GIVEN EXERCISE => Without the pictures, set down the records below word for word.

________________________

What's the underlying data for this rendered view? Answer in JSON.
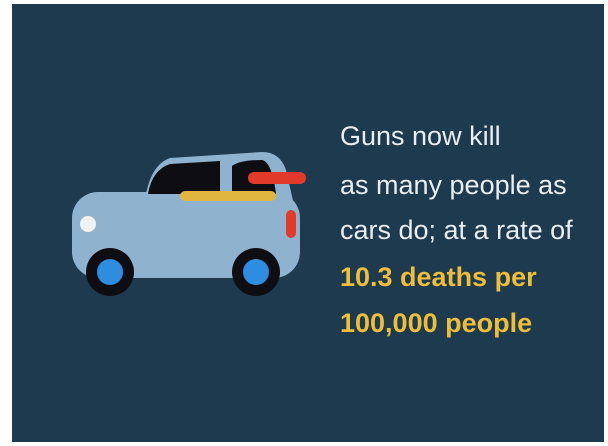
{
  "text": {
    "lines": [
      "Guns now kill",
      "as many people as",
      "cars do; at a rate of"
    ],
    "highlight": [
      "10.3 deaths per",
      "100,000 people"
    ]
  }
}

________________________

ANSWER TO THIS EXERCISE =>
What's the underlying data for this rendered view? Answer in JSON.
{
  "text": {
    "lines": [
      "Guns now kill",
      "as many people as",
      "cars do; at a rate of"
    ],
    "highlight": [
      "10.3 deaths per",
      "100,000 people"
    ]
  }
}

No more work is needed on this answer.